[Saved entries]
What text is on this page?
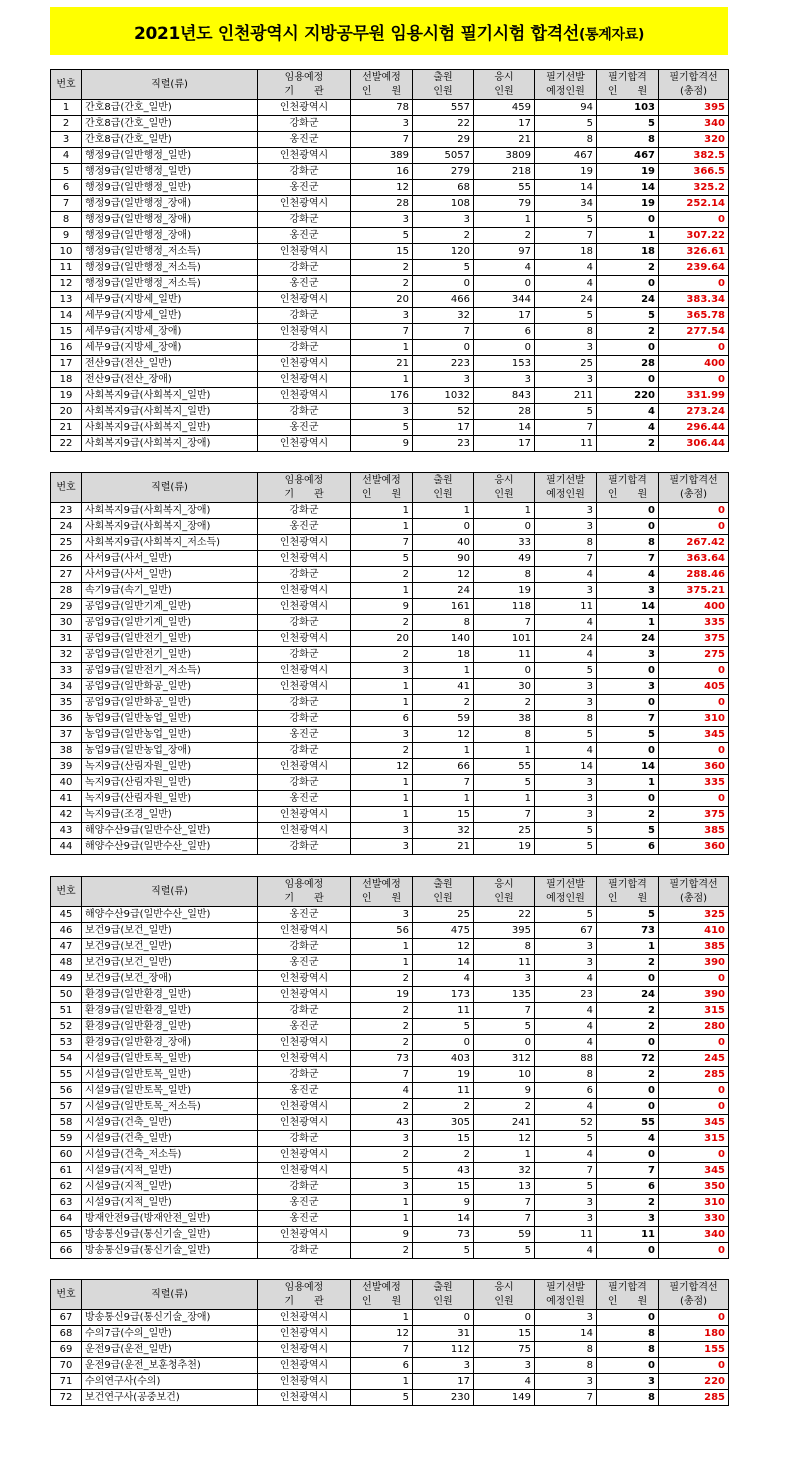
2021년도 인천광역시 지방공무원 임용시험 필기시험 합격선(통계자료)
번호	직렬(류)	임용예정	선발예정	출원	응시	필기선발	필기합격	필기합격선
		기　　관	인　　원	인원	인원	예정인원	인　　원	(총점)
1	간호8급(간호_일반)	인천광역시	78	557	459	94	103	395
2	간호8급(간호_일반)	강화군	3	22	17	5	5	340
3	간호8급(간호_일반)	옹진군	7	29	21	8	8	320
4	행정9급(일반행정_일반)	인천광역시	389	5057	3809	467	467	382.5
5	행정9급(일반행정_일반)	강화군	16	279	218	19	19	366.5
6	행정9급(일반행정_일반)	옹진군	12	68	55	14	14	325.2
7	행정9급(일반행정_장애)	인천광역시	28	108	79	34	19	252.14
8	행정9급(일반행정_장애)	강화군	3	3	1	5	0	0
9	행정9급(일반행정_장애)	옹진군	5	2	2	7	1	307.22
10	행정9급(일반행정_저소득)	인천광역시	15	120	97	18	18	326.61
11	행정9급(일반행정_저소득)	강화군	2	5	4	4	2	239.64
12	행정9급(일반행정_저소득)	옹진군	2	0	0	4	0	0
13	세무9급(지방세_일반)	인천광역시	20	466	344	24	24	383.34
14	세무9급(지방세_일반)	강화군	3	32	17	5	5	365.78
15	세무9급(지방세_장애)	인천광역시	7	7	6	8	2	277.54
16	세무9급(지방세_장애)	강화군	1	0	0	3	0	0
17	전산9급(전산_일반)	인천광역시	21	223	153	25	28	400
18	전산9급(전산_장애)	인천광역시	1	3	3	3	0	0
19	사회복지9급(사회복지_일반)	인천광역시	176	1032	843	211	220	331.99
20	사회복지9급(사회복지_일반)	강화군	3	52	28	5	4	273.24
21	사회복지9급(사회복지_일반)	옹진군	5	17	14	7	4	296.44
22	사회복지9급(사회복지_장애)	인천광역시	9	23	17	11	2	306.44
번호	직렬(류)	임용예정	선발예정	출원	응시	필기선발	필기합격	필기합격선
		기　　관	인　　원	인원	인원	예정인원	인　　원	(총점)
23	사회복지9급(사회복지_장애)	강화군	1	1	1	3	0	0
24	사회복지9급(사회복지_장애)	옹진군	1	0	0	3	0	0
25	사회복지9급(사회복지_저소득)	인천광역시	7	40	33	8	8	267.42
26	사서9급(사서_일반)	인천광역시	5	90	49	7	7	363.64
27	사서9급(사서_일반)	강화군	2	12	8	4	4	288.46
28	속기9급(속기_일반)	인천광역시	1	24	19	3	3	375.21
29	공업9급(일반기계_일반)	인천광역시	9	161	118	11	14	400
30	공업9급(일반기계_일반)	강화군	2	8	7	4	1	335
31	공업9급(일반전기_일반)	인천광역시	20	140	101	24	24	375
32	공업9급(일반전기_일반)	강화군	2	18	11	4	3	275
33	공업9급(일반전기_저소득)	인천광역시	3	1	0	5	0	0
34	공업9급(일반화공_일반)	인천광역시	1	41	30	3	3	405
35	공업9급(일반화공_일반)	강화군	1	2	2	3	0	0
36	농업9급(일반농업_일반)	강화군	6	59	38	8	7	310
37	농업9급(일반농업_일반)	옹진군	3	12	8	5	5	345
38	농업9급(일반농업_장애)	강화군	2	1	1	4	0	0
39	녹지9급(산림자원_일반)	인천광역시	12	66	55	14	14	360
40	녹지9급(산림자원_일반)	강화군	1	7	5	3	1	335
41	녹지9급(산림자원_일반)	옹진군	1	1	1	3	0	0
42	녹지9급(조경_일반)	인천광역시	1	15	7	3	2	375
43	해양수산9급(일반수산_일반)	인천광역시	3	32	25	5	5	385
44	해양수산9급(일반수산_일반)	강화군	3	21	19	5	6	360
번호	직렬(류)	임용예정	선발예정	출원	응시	필기선발	필기합격	필기합격선
		기　　관	인　　원	인원	인원	예정인원	인　　원	(총점)
45	해양수산9급(일반수산_일반)	옹진군	3	25	22	5	5	325
46	보건9급(보건_일반)	인천광역시	56	475	395	67	73	410
47	보건9급(보건_일반)	강화군	1	12	8	3	1	385
48	보건9급(보건_일반)	옹진군	1	14	11	3	2	390
49	보건9급(보건_장애)	인천광역시	2	4	3	4	0	0
50	환경9급(일반환경_일반)	인천광역시	19	173	135	23	24	390
51	환경9급(일반환경_일반)	강화군	2	11	7	4	2	315
52	환경9급(일반환경_일반)	옹진군	2	5	5	4	2	280
53	환경9급(일반환경_장애)	인천광역시	2	0	0	4	0	0
54	시설9급(일반토목_일반)	인천광역시	73	403	312	88	72	245
55	시설9급(일반토목_일반)	강화군	7	19	10	8	2	285
56	시설9급(일반토목_일반)	옹진군	4	11	9	6	0	0
57	시설9급(일반토목_저소득)	인천광역시	2	2	2	4	0	0
58	시설9급(건축_일반)	인천광역시	43	305	241	52	55	345
59	시설9급(건축_일반)	강화군	3	15	12	5	4	315
60	시설9급(건축_저소득)	인천광역시	2	2	1	4	0	0
61	시설9급(지적_일반)	인천광역시	5	43	32	7	7	345
62	시설9급(지적_일반)	강화군	3	15	13	5	6	350
63	시설9급(지적_일반)	옹진군	1	9	7	3	2	310
64	방재안전9급(방재안전_일반)	옹진군	1	14	7	3	3	330
65	방송통신9급(통신기술_일반)	인천광역시	9	73	59	11	11	340
66	방송통신9급(통신기술_일반)	강화군	2	5	5	4	0	0
번호	직렬(류)	임용예정	선발예정	출원	응시	필기선발	필기합격	필기합격선
		기　　관	인　　원	인원	인원	예정인원	인　　원	(총점)
67	방송통신9급(통신기술_장애)	인천광역시	1	0	0	3	0	0
68	수의7급(수의_일반)	인천광역시	12	31	15	14	8	180
69	운전9급(운전_일반)	인천광역시	7	112	75	8	8	155
70	운전9급(운전_보훈청추천)	인천광역시	6	3	3	8	0	0
71	수의연구사(수의)	인천광역시	1	17	4	3	3	220
72	보건연구사(공중보건)	인천광역시	5	230	149	7	8	285
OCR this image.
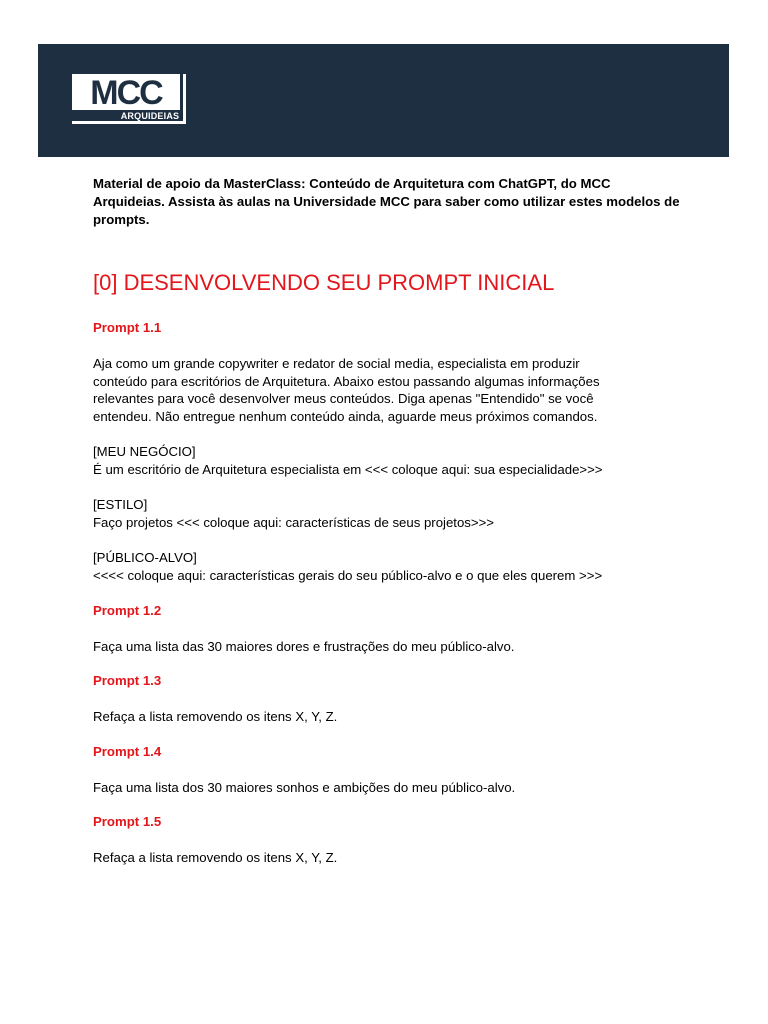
MCC
ARQUIDEIAS

Material de apoio da MasterClass: Conteúdo de Arquitetura com ChatGPT, do MCC Arquideias. Assista às aulas na Universidade MCC para saber como utilizar estes modelos de prompts.

[0] DESENVOLVENDO SEU PROMPT INICIAL

Prompt 1.1

Aja como um grande copywriter e redator de social media, especialista em produzir
conteúdo para escritórios de Arquitetura. Abaixo estou passando algumas informações
relevantes para você desenvolver meus conteúdos. Diga apenas "Entendido" se você
entendeu. Não entregue nenhum conteúdo ainda, aguarde meus próximos comandos.
[MEU NEGÓCIO]
É um escritório de Arquitetura especialista em <<< coloque aqui: sua especialidade>>>
[ESTILO]
Faço projetos <<< coloque aqui: características de seus projetos>>>
[PÚBLICO-ALVO]
<<<< coloque aqui: características gerais do seu público-alvo e o que eles querem >>>

Prompt 1.2

Faça uma lista das 30 maiores dores e frustrações do meu público-alvo.

Prompt 1.3

Refaça a lista removendo os itens X, Y, Z.

Prompt 1.4

Faça uma lista dos 30 maiores sonhos e ambições do meu público-alvo.

Prompt 1.5

Refaça a lista removendo os itens X, Y, Z.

Task requirements:
Keep the pictures out of your copy, and repeat every entry above exactly.

Complete output:
What text is on this page?
2021년도 인천광역시 지방공무원 임용시험 필기시험 합격선(통계자료)
번호	직렬(류)	임용예정	선발예정	출원	응시	필기선발	필기합격	필기합격선
		기　　관	인　　원	인원	인원	예정인원	인　　원	(총점)
1	간호8급(간호_일반)	인천광역시	78	557	459	94	103	395
2	간호8급(간호_일반)	강화군	3	22	17	5	5	340
3	간호8급(간호_일반)	옹진군	7	29	21	8	8	320
4	행정9급(일반행정_일반)	인천광역시	389	5057	3809	467	467	382.5
5	행정9급(일반행정_일반)	강화군	16	279	218	19	19	366.5
6	행정9급(일반행정_일반)	옹진군	12	68	55	14	14	325.2
7	행정9급(일반행정_장애)	인천광역시	28	108	79	34	19	252.14
8	행정9급(일반행정_장애)	강화군	3	3	1	5	0	0
9	행정9급(일반행정_장애)	옹진군	5	2	2	7	1	307.22
10	행정9급(일반행정_저소득)	인천광역시	15	120	97	18	18	326.61
11	행정9급(일반행정_저소득)	강화군	2	5	4	4	2	239.64
12	행정9급(일반행정_저소득)	옹진군	2	0	0	4	0	0
13	세무9급(지방세_일반)	인천광역시	20	466	344	24	24	383.34
14	세무9급(지방세_일반)	강화군	3	32	17	5	5	365.78
15	세무9급(지방세_장애)	인천광역시	7	7	6	8	2	277.54
16	세무9급(지방세_장애)	강화군	1	0	0	3	0	0
17	전산9급(전산_일반)	인천광역시	21	223	153	25	28	400
18	전산9급(전산_장애)	인천광역시	1	3	3	3	0	0
19	사회복지9급(사회복지_일반)	인천광역시	176	1032	843	211	220	331.99
20	사회복지9급(사회복지_일반)	강화군	3	52	28	5	4	273.24
21	사회복지9급(사회복지_일반)	옹진군	5	17	14	7	4	296.44
22	사회복지9급(사회복지_장애)	인천광역시	9	23	17	11	2	306.44
번호	직렬(류)	임용예정	선발예정	출원	응시	필기선발	필기합격	필기합격선
		기　　관	인　　원	인원	인원	예정인원	인　　원	(총점)
23	사회복지9급(사회복지_장애)	강화군	1	1	1	3	0	0
24	사회복지9급(사회복지_장애)	옹진군	1	0	0	3	0	0
25	사회복지9급(사회복지_저소득)	인천광역시	7	40	33	8	8	267.42
26	사서9급(사서_일반)	인천광역시	5	90	49	7	7	363.64
27	사서9급(사서_일반)	강화군	2	12	8	4	4	288.46
28	속기9급(속기_일반)	인천광역시	1	24	19	3	3	375.21
29	공업9급(일반기계_일반)	인천광역시	9	161	118	11	14	400
30	공업9급(일반기계_일반)	강화군	2	8	7	4	1	335
31	공업9급(일반전기_일반)	인천광역시	20	140	101	24	24	375
32	공업9급(일반전기_일반)	강화군	2	18	11	4	3	275
33	공업9급(일반전기_저소득)	인천광역시	3	1	0	5	0	0
34	공업9급(일반화공_일반)	인천광역시	1	41	30	3	3	405
35	공업9급(일반화공_일반)	강화군	1	2	2	3	0	0
36	농업9급(일반농업_일반)	강화군	6	59	38	8	7	310
37	농업9급(일반농업_일반)	옹진군	3	12	8	5	5	345
38	농업9급(일반농업_장애)	강화군	2	1	1	4	0	0
39	녹지9급(산림자원_일반)	인천광역시	12	66	55	14	14	360
40	녹지9급(산림자원_일반)	강화군	1	7	5	3	1	335
41	녹지9급(산림자원_일반)	옹진군	1	1	1	3	0	0
42	녹지9급(조경_일반)	인천광역시	1	15	7	3	2	375
43	해양수산9급(일반수산_일반)	인천광역시	3	32	25	5	5	385
44	해양수산9급(일반수산_일반)	강화군	3	21	19	5	6	360
번호	직렬(류)	임용예정	선발예정	출원	응시	필기선발	필기합격	필기합격선
		기　　관	인　　원	인원	인원	예정인원	인　　원	(총점)
45	해양수산9급(일반수산_일반)	옹진군	3	25	22	5	5	325
46	보건9급(보건_일반)	인천광역시	56	475	395	67	73	410
47	보건9급(보건_일반)	강화군	1	12	8	3	1	385
48	보건9급(보건_일반)	옹진군	1	14	11	3	2	390
49	보건9급(보건_장애)	인천광역시	2	4	3	4	0	0
50	환경9급(일반환경_일반)	인천광역시	19	173	135	23	24	390
51	환경9급(일반환경_일반)	강화군	2	11	7	4	2	315
52	환경9급(일반환경_일반)	옹진군	2	5	5	4	2	280
53	환경9급(일반환경_장애)	인천광역시	2	0	0	4	0	0
54	시설9급(일반토목_일반)	인천광역시	73	403	312	88	72	245
55	시설9급(일반토목_일반)	강화군	7	19	10	8	2	285
56	시설9급(일반토목_일반)	옹진군	4	11	9	6	0	0
57	시설9급(일반토목_저소득)	인천광역시	2	2	2	4	0	0
58	시설9급(건축_일반)	인천광역시	43	305	241	52	55	345
59	시설9급(건축_일반)	강화군	3	15	12	5	4	315
60	시설9급(건축_저소득)	인천광역시	2	2	1	4	0	0
61	시설9급(지적_일반)	인천광역시	5	43	32	7	7	345
62	시설9급(지적_일반)	강화군	3	15	13	5	6	350
63	시설9급(지적_일반)	옹진군	1	9	7	3	2	310
64	방재안전9급(방재안전_일반)	옹진군	1	14	7	3	3	330
65	방송통신9급(통신기술_일반)	인천광역시	9	73	59	11	11	340
66	방송통신9급(통신기술_일반)	강화군	2	5	5	4	0	0
번호	직렬(류)	임용예정	선발예정	출원	응시	필기선발	필기합격	필기합격선
		기　　관	인　　원	인원	인원	예정인원	인　　원	(총점)
67	방송통신9급(통신기술_장애)	인천광역시	1	0	0	3	0	0
68	수의7급(수의_일반)	인천광역시	12	31	15	14	8	180
69	운전9급(운전_일반)	인천광역시	7	112	75	8	8	155
70	운전9급(운전_보훈청추천)	인천광역시	6	3	3	8	0	0
71	수의연구사(수의)	인천광역시	1	17	4	3	3	220
72	보건연구사(공중보건)	인천광역시	5	230	149	7	8	285
OCR this image.
MCC
ARQUIDEIAS

Material de apoio da MasterClass: Conteúdo de Arquitetura com ChatGPT, do MCC Arquideias. Assista às aulas na Universidade MCC para saber como utilizar estes modelos de prompts.

[0] DESENVOLVENDO SEU PROMPT INICIAL

Prompt 1.1

Aja como um grande copywriter e redator de social media, especialista em produzir
conteúdo para escritórios de Arquitetura. Abaixo estou passando algumas informações
relevantes para você desenvolver meus conteúdos. Diga apenas "Entendido" se você
entendeu. Não entregue nenhum conteúdo ainda, aguarde meus próximos comandos.
[MEU NEGÓCIO]
É um escritório de Arquitetura especialista em <<< coloque aqui: sua especialidade>>>
[ESTILO]
Faço projetos <<< coloque aqui: características de seus projetos>>>
[PÚBLICO-ALVO]
<<<< coloque aqui: características gerais do seu público-alvo e o que eles querem >>>

Prompt 1.2

Faça uma lista das 30 maiores dores e frustrações do meu público-alvo.

Prompt 1.3

Refaça a lista removendo os itens X, Y, Z.

Prompt 1.4

Faça uma lista dos 30 maiores sonhos e ambições do meu público-alvo.

Prompt 1.5

Refaça a lista removendo os itens X, Y, Z.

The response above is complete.